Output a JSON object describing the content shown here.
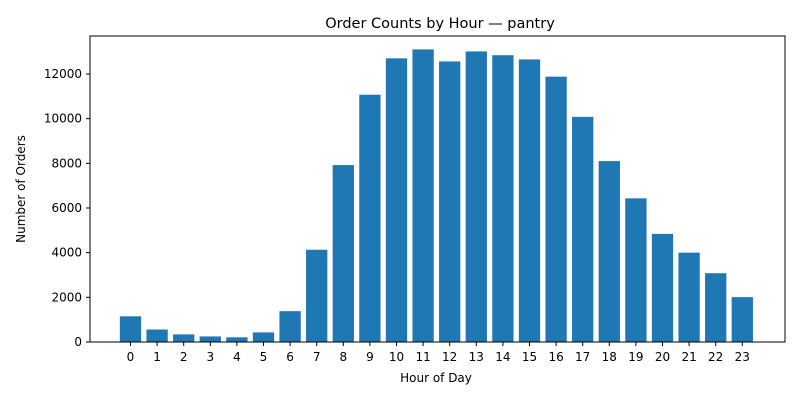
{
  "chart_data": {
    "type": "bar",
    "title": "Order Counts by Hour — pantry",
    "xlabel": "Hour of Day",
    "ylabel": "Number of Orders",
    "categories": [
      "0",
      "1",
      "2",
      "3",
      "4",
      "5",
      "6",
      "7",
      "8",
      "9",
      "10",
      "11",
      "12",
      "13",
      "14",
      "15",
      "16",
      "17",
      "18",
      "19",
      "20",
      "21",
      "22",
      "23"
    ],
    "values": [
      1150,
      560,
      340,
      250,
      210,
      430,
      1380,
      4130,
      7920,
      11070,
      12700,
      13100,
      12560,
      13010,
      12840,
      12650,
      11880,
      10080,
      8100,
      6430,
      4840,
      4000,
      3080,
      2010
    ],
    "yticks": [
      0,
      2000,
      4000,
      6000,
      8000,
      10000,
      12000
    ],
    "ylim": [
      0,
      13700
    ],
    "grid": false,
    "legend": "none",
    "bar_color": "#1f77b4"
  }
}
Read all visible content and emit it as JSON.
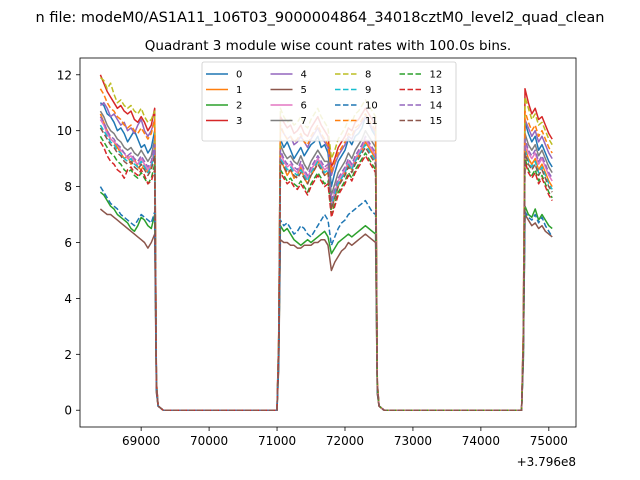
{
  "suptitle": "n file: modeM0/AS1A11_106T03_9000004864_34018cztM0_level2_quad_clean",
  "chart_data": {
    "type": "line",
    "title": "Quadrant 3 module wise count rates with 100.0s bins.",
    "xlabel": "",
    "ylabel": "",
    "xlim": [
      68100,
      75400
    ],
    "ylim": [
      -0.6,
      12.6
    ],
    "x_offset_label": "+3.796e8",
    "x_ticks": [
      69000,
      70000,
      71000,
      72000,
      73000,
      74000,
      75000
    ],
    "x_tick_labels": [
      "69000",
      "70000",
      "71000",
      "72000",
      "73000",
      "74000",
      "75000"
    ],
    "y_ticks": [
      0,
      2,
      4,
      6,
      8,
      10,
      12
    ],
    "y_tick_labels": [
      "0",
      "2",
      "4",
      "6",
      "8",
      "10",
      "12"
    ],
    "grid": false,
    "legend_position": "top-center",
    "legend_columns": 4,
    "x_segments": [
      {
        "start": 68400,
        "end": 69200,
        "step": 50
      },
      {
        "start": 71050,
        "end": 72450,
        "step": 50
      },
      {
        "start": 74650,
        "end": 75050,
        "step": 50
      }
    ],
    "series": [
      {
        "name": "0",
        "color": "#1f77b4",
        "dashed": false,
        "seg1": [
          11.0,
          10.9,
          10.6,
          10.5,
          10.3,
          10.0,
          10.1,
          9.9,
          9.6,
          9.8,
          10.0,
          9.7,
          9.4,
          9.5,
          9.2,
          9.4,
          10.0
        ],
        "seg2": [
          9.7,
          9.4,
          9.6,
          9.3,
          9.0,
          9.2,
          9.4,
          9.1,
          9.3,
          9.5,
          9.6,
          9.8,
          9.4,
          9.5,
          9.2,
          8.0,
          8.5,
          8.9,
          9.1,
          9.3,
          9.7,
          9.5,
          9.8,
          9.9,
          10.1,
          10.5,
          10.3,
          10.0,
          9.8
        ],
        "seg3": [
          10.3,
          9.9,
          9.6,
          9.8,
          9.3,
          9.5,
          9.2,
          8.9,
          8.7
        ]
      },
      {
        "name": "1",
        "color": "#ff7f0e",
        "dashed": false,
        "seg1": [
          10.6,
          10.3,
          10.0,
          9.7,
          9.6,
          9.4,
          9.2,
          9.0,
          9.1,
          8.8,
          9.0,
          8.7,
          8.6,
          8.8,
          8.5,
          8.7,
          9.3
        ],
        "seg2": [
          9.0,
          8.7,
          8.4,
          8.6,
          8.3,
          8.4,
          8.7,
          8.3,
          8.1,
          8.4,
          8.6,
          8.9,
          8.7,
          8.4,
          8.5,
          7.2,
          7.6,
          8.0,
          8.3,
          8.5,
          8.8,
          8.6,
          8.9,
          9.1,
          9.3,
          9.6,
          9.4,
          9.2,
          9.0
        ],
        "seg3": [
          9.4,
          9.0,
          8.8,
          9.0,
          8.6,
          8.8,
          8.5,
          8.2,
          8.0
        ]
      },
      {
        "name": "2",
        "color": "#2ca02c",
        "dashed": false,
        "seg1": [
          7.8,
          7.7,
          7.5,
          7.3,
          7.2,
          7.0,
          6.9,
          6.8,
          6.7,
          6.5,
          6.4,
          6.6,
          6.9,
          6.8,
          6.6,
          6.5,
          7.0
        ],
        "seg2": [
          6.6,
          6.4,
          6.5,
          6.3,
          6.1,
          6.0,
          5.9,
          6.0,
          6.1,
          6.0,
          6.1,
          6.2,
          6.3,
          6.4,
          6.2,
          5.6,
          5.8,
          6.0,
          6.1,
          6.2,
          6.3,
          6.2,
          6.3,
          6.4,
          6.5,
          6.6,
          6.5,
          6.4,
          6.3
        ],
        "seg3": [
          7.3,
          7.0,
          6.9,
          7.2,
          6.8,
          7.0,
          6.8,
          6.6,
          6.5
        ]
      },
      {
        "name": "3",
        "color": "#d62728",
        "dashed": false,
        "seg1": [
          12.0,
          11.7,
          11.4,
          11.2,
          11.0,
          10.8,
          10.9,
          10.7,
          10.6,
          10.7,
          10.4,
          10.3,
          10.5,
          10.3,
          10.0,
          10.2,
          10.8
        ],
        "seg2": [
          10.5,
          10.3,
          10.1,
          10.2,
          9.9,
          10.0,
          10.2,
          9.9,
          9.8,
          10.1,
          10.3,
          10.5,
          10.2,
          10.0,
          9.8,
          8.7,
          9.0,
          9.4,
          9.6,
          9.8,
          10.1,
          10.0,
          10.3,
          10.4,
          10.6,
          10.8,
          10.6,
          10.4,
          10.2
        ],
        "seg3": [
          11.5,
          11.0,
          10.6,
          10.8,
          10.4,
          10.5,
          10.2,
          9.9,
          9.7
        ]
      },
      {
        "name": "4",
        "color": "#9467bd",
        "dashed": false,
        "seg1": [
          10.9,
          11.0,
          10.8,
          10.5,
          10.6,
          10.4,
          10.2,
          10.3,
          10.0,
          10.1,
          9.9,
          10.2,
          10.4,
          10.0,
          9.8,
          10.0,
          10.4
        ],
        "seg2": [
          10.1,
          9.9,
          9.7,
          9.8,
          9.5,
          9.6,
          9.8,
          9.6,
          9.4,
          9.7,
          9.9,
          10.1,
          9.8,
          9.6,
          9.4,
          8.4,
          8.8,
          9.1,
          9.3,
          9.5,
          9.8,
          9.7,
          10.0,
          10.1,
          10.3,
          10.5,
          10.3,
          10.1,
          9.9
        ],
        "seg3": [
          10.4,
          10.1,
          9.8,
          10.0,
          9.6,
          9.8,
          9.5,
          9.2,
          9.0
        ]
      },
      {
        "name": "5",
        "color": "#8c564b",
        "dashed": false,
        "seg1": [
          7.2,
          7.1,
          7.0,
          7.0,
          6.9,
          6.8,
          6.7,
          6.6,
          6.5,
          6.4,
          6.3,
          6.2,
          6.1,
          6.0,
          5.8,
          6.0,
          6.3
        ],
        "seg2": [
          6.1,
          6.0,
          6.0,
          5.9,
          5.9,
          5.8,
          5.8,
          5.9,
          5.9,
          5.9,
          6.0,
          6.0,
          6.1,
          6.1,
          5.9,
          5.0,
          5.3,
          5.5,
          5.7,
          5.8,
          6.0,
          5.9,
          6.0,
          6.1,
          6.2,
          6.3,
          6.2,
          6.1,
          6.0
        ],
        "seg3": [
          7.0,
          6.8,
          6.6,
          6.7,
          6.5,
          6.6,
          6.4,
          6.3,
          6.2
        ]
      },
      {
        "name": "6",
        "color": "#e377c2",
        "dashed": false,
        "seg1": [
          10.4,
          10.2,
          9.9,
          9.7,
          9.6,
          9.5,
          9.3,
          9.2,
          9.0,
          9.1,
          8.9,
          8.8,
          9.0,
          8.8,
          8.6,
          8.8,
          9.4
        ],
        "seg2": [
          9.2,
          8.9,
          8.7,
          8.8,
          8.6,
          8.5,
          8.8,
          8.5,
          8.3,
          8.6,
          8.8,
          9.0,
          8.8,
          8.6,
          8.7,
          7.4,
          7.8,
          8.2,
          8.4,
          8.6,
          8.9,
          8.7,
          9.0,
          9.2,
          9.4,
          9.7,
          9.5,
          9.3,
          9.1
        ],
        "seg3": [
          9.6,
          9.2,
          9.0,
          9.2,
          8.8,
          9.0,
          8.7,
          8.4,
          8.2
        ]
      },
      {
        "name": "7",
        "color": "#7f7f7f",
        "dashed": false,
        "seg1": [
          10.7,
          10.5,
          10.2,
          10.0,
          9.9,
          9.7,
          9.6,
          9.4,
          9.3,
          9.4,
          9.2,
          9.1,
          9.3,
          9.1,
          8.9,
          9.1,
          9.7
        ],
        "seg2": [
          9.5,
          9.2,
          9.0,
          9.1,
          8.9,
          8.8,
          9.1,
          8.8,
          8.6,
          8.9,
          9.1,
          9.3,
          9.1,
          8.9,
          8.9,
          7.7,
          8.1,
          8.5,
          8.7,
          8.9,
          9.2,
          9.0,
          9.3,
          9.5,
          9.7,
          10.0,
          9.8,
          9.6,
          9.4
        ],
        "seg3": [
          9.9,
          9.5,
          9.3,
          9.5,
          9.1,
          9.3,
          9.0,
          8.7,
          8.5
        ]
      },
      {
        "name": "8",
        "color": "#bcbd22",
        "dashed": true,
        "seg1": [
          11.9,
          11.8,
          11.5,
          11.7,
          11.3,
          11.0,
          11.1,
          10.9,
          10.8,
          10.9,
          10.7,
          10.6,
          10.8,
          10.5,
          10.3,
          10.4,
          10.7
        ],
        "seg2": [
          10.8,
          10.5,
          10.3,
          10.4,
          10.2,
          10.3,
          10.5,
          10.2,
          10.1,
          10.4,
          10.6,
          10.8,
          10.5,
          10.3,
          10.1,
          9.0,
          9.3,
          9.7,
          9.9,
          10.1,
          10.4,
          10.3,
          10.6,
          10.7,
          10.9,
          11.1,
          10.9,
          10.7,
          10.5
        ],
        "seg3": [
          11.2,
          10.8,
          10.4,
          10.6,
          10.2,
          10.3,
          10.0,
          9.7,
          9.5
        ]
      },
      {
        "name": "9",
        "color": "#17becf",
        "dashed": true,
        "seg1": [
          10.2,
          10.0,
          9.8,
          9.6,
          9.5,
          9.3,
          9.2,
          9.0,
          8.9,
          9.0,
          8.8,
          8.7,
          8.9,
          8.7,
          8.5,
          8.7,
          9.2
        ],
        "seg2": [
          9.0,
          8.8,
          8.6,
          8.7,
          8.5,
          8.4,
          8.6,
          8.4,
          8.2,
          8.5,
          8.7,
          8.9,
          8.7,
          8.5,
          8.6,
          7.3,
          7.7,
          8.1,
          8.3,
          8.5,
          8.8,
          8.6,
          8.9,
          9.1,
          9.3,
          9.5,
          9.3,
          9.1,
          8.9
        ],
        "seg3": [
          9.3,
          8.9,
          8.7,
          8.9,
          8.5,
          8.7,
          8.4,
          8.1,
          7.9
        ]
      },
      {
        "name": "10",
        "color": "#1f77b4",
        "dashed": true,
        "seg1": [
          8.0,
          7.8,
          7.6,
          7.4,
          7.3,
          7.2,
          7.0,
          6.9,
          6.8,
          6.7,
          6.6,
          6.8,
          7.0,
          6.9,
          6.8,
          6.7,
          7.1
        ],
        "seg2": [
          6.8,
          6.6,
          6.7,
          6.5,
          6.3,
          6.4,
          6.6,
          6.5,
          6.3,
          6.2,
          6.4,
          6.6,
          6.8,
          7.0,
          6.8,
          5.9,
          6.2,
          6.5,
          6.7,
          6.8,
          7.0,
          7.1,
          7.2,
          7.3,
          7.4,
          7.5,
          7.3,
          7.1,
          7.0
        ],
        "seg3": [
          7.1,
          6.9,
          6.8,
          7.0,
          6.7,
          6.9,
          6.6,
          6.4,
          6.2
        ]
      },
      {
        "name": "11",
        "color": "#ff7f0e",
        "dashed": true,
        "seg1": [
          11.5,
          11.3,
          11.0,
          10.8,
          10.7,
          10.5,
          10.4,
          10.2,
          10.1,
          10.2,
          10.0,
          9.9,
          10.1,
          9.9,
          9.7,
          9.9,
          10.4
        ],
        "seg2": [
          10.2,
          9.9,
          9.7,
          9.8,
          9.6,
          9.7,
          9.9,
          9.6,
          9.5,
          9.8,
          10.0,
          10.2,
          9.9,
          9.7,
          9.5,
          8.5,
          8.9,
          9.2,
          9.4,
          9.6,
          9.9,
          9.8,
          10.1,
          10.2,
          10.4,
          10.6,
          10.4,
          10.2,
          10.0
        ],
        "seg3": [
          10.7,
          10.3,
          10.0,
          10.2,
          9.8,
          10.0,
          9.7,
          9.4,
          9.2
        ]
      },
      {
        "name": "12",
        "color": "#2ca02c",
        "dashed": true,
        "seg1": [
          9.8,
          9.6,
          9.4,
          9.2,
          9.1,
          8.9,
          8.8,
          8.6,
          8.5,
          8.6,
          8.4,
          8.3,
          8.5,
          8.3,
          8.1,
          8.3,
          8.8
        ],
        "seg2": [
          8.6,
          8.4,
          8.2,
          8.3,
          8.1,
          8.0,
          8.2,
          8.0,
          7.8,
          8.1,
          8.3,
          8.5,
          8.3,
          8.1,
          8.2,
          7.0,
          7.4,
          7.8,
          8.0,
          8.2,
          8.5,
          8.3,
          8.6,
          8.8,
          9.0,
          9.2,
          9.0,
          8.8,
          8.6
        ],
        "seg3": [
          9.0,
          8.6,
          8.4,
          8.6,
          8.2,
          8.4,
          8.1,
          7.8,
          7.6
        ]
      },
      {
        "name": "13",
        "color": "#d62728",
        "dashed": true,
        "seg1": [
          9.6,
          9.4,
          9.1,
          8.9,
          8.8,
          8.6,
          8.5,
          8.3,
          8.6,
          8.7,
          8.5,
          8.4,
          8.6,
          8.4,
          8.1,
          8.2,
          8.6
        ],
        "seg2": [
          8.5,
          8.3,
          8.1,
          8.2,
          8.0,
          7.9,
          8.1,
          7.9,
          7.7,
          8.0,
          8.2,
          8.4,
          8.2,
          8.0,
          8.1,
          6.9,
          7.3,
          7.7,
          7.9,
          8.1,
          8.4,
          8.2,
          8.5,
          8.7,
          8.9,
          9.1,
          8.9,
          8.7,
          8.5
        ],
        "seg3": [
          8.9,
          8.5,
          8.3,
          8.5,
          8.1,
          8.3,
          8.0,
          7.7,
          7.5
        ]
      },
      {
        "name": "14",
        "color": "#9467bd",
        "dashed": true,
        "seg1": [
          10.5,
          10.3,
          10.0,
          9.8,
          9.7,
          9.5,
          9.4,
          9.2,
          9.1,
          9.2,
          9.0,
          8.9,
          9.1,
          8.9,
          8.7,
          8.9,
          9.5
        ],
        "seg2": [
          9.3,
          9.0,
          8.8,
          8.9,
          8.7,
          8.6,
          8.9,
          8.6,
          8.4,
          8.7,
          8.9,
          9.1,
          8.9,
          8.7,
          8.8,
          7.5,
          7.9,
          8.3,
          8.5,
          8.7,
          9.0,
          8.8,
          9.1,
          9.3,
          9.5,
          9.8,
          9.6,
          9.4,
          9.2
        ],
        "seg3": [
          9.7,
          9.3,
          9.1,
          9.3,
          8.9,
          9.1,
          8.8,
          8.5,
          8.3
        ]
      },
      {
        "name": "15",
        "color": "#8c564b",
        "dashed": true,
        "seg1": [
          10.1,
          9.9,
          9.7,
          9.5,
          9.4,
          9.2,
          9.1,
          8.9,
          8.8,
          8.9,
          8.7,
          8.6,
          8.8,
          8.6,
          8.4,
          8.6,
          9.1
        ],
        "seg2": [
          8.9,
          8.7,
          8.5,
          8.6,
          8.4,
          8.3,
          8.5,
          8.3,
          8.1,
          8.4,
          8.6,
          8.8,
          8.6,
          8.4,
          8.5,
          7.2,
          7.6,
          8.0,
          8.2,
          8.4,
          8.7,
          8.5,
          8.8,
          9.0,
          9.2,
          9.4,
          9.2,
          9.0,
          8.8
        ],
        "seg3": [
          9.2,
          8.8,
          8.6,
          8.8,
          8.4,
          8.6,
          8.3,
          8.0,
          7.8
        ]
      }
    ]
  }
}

════════

— Exercise details —
Report only how many lines in the entries contain "JSON".

— Task output —
2